-------- Text under study

The role of mathematics in biological modelling has considerably increased during the last twenty years and represents today a significant fraction of all research projects in applied mathematics. On the other side, the knowledge of the mechanical and, more generally, of the mathematical aspects of biological processes like growth, remodelling, cell motility and evolution has become enormous.
Therefore, the course aims to give a solid mathematical background in the field of biomathematics and a quite up-to-date knowledge of the main biomathematical models widely used in biology, recalling the most important mathematical tools needed for their setting and comprehension.
The mathematical problems arising in these models, although they represent the translation of well-known physical laws into the realm of Biology, are often very difficult to tackle without an appropriate numerical setting and approximation. Therefore, the course wants to use some tools to show the numerical predictions arising from the models and their correspondence with the experimental observations.

The expected skills focus on the ability of the student in creating models fitting applied and experimentally verifiable situations in biology. The student must know the most important models in biomathematics treated in the course and be able to describe then critically rather than knowing formulas and expressions by heart.
The most important skill, however, is the capability of the student of drawing rigorous conclusions from the models using the existing literature in the topic and his mathematical background.
The student should then be able to read a good scientific paper or a part of a good book on biomathematical modelling and recognize first the parts where physical or biological laws are set, then the approximations used and finally the conclusions, focusing on possible drawbacks or inconsistencies with the observed experiments.
Finally, it is expected that the student acquires a fairly good vocabulary of the technical terms involved in the shown models in Biology, as well as the corresponding vocabulary of terms arising from mathematics.

Elements of dynamical systems: phase space, equilibrium and stability, bifurcations and limit cycles, homoclines and heteroclines.

----------------
-------- Data

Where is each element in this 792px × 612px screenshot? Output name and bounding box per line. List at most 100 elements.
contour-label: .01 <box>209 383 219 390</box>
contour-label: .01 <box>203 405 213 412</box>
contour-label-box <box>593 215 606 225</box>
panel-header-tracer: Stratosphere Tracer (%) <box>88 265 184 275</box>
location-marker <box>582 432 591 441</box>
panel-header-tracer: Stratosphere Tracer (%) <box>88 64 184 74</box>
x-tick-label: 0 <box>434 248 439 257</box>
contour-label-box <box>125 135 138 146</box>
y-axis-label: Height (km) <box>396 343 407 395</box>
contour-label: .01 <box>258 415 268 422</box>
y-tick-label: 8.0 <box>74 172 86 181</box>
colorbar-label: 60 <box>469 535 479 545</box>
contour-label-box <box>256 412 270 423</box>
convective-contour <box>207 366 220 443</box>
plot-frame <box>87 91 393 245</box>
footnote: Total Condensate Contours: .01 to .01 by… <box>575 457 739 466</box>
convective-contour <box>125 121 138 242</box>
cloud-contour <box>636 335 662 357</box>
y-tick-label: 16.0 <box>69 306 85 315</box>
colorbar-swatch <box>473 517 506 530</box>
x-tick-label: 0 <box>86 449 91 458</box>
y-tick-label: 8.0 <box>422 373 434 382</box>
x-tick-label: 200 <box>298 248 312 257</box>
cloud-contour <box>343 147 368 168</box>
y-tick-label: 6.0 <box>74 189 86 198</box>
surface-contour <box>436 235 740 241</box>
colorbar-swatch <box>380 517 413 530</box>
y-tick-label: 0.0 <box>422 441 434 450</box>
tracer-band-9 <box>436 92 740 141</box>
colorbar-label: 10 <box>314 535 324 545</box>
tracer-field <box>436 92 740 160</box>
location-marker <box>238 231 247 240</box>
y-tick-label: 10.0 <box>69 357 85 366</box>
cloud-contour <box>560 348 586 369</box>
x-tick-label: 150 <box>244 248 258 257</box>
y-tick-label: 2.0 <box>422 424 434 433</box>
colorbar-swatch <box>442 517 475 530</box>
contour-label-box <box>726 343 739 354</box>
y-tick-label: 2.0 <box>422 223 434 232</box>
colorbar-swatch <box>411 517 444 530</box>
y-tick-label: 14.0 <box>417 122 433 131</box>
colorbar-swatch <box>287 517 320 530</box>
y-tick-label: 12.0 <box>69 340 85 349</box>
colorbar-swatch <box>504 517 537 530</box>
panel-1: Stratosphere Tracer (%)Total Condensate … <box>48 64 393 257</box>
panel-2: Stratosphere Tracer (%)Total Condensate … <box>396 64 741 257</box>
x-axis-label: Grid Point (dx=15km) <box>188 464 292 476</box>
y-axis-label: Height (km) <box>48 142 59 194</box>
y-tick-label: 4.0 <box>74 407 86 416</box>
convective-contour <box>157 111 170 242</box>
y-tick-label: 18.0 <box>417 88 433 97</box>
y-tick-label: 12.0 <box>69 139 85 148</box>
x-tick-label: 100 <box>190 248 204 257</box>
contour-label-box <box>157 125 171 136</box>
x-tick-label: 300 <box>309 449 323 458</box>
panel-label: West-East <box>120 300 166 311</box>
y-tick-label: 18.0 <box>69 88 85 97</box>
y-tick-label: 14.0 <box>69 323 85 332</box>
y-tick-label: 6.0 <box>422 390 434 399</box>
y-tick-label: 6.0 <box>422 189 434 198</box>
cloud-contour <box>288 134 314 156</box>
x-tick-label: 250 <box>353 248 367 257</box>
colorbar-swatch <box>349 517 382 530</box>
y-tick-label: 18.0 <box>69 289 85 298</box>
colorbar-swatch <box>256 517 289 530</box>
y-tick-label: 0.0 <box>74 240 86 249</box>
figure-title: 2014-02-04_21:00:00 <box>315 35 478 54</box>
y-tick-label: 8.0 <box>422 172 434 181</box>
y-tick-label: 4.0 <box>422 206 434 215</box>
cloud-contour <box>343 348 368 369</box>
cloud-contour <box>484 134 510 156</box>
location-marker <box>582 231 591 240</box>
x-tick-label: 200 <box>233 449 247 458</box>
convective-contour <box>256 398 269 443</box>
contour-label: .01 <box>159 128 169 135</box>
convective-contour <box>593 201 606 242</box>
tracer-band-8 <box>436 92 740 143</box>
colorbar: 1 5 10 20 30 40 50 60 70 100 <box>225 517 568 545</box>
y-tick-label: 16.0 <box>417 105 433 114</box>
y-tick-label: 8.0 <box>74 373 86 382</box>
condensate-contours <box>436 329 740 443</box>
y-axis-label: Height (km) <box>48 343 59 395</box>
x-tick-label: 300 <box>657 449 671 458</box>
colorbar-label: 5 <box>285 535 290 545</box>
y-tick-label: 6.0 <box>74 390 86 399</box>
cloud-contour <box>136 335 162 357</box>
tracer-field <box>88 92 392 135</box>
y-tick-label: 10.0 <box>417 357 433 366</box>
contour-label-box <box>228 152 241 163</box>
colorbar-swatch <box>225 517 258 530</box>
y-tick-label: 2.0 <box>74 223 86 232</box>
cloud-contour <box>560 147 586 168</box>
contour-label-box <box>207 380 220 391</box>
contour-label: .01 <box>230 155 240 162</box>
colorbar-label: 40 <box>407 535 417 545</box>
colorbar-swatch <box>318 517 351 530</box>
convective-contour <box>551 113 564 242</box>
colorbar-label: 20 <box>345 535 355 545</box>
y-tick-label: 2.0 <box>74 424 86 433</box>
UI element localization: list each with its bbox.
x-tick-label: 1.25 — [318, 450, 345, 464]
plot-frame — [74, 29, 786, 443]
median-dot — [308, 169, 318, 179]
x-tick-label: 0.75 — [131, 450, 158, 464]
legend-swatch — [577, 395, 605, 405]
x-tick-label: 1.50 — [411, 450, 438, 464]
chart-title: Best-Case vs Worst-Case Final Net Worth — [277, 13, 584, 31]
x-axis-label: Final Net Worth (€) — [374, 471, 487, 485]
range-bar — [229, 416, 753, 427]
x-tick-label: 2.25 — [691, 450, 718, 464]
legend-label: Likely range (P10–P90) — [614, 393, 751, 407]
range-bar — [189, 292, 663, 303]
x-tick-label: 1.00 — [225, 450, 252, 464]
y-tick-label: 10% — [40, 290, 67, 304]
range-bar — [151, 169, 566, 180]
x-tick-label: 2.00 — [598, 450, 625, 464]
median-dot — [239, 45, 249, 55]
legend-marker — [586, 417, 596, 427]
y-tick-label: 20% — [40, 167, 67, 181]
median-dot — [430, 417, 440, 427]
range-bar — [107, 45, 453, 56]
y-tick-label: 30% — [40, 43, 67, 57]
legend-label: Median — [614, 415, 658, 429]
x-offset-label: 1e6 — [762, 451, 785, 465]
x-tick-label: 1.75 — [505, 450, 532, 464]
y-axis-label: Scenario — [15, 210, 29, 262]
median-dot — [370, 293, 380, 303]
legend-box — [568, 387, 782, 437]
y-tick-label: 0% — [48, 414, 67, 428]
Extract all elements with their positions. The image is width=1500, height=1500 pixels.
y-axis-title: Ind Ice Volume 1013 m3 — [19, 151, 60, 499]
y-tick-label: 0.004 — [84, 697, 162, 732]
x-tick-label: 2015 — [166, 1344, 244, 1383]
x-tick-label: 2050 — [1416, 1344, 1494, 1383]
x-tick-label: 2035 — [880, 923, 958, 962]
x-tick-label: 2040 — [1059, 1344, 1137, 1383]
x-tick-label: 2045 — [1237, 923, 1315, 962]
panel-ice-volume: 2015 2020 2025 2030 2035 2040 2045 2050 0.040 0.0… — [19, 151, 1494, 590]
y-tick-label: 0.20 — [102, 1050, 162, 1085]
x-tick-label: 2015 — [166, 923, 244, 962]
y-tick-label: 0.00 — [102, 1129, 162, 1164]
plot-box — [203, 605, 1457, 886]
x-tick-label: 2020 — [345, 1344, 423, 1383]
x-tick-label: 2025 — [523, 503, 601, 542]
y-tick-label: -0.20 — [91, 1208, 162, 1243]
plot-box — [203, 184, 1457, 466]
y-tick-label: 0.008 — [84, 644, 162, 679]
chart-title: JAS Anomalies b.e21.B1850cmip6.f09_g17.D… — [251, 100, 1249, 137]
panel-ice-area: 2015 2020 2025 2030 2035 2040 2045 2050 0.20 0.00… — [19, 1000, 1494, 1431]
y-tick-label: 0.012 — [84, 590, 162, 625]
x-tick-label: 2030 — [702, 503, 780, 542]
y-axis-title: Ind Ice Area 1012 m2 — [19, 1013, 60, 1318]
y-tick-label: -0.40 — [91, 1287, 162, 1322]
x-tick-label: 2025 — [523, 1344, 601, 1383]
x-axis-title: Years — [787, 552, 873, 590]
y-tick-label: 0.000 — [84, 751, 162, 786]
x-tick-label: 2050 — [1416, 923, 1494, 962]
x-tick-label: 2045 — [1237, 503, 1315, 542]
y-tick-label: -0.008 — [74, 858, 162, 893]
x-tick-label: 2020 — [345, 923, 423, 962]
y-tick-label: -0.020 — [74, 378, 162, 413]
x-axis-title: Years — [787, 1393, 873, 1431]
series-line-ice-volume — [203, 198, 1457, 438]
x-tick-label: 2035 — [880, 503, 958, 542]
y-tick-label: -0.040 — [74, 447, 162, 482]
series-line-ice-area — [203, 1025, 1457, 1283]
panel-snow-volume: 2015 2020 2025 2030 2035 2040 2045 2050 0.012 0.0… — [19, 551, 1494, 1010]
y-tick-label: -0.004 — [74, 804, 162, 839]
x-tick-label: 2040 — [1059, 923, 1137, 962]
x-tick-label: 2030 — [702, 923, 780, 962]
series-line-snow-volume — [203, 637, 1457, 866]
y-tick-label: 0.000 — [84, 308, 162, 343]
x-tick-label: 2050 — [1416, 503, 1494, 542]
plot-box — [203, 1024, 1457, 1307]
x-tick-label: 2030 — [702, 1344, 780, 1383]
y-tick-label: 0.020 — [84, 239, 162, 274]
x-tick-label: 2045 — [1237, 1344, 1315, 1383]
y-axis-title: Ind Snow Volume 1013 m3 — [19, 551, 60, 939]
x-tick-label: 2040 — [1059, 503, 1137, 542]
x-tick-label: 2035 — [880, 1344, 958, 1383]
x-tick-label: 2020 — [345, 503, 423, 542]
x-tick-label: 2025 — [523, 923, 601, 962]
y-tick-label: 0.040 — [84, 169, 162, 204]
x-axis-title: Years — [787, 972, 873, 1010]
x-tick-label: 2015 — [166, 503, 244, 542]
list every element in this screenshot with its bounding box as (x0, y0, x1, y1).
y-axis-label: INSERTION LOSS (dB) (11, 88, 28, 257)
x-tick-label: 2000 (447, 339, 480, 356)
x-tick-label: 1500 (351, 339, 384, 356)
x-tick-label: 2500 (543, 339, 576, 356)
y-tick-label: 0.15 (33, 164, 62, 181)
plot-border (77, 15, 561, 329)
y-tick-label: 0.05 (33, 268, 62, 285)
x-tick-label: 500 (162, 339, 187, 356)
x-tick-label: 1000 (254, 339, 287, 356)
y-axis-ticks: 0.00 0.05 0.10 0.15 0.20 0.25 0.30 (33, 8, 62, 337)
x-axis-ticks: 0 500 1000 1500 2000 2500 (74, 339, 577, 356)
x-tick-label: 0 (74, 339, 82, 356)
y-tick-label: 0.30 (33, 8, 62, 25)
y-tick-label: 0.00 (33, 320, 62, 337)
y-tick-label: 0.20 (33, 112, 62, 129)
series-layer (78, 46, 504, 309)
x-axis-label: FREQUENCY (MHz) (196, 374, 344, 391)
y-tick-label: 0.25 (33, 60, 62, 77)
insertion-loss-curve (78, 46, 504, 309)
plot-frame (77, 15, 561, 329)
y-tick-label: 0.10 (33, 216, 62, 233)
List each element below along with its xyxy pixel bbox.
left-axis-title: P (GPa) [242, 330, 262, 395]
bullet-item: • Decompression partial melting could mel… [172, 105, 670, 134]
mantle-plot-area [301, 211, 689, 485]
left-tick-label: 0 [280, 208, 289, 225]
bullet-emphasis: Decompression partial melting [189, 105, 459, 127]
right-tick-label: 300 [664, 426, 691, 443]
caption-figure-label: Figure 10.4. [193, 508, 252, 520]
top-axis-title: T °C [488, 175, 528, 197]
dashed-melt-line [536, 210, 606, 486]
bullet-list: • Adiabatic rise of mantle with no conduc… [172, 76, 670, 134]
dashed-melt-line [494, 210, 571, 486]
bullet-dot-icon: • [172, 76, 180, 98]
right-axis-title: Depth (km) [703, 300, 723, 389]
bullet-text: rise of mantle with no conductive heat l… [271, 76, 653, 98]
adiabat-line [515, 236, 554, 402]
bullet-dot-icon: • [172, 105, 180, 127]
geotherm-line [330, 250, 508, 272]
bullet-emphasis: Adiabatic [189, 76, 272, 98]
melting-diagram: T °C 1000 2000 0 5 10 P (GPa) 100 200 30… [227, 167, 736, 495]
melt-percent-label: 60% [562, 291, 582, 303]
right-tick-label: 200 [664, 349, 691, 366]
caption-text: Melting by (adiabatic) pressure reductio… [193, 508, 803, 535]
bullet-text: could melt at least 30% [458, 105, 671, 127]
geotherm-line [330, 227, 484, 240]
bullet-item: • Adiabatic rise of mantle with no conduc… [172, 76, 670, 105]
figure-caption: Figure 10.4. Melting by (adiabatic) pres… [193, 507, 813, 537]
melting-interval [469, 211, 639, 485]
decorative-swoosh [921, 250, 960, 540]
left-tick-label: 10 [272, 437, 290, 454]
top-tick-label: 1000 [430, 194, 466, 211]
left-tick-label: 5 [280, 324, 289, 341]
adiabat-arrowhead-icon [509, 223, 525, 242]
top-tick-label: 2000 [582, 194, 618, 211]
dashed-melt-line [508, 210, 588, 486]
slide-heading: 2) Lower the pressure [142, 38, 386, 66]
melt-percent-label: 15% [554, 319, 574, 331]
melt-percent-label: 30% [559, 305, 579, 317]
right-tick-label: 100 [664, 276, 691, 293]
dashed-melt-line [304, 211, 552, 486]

----------------

• What you need to do
1) Revise the course description from "Finally, it is" up to and including "homoclines and heteroclines.", replacing "phase space" with "state space".
2) Answer these questions about the course description:
(a) Over what period has the role of mathematics in biological modelling considerably increased?
(b) What does it name as the most important skill?
(c) Which elements of dynamical systems does it list?
The rows come from a separate source.

• Outputs for the tasks
1)
Finally, it is expected that the student acquires a fairly good vocabulary of the technical terms involved in the shown models in Biology, as well as the corresponding vocabulary of terms arising from mathematics.

Elements of dynamical systems: state space, equilibrium and stability, bifurcations and limit cycles, homoclines and heteroclines.

2)
(a) During the last twenty years.
(b) The capability of the student of drawing rigorous conclusions from the models using the existing literature in the topic and his mathematical background.
(c) Phase space, equilibrium and stability, bifurcations and limit cycles, homoclines and heteroclines.